EXERCISE AIM> Copy out each line that includes the word "malam".

(Data excerpts)
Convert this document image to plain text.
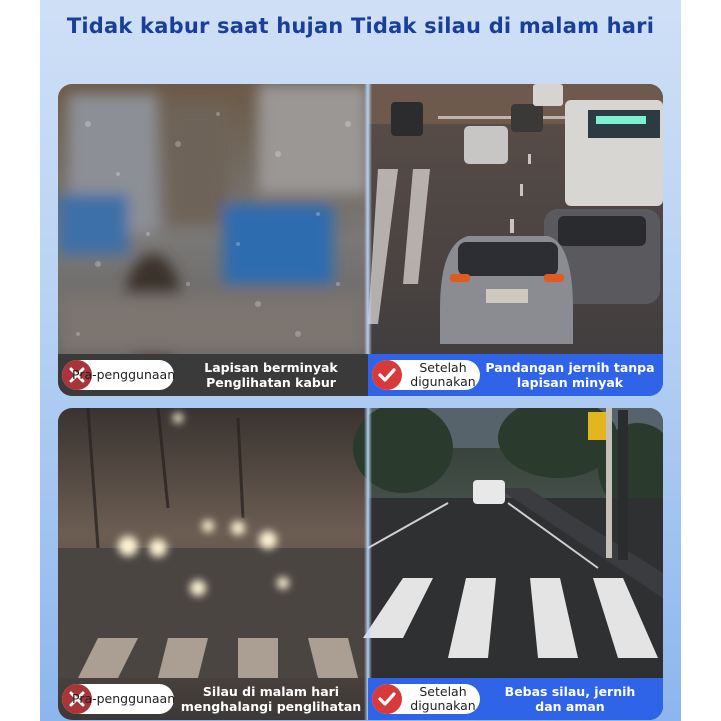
Tidak kabur saat hujan Tidak silau di malam hari
Pra-penggunaan	Lapisan berminyak
Penglihatan kabur
Setelah
digunakan
Pandangan jernih tanpa
lapisan minyak
Pra-penggunaan	Silau di malam hari
menghalangi penglihatan
Setelah
digunakan
Bebas silau, jernih
dan aman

ANSWER>
Tidak kabur saat hujan Tidak silau di malam hari
Pra-penggunaan	Silau di malam hari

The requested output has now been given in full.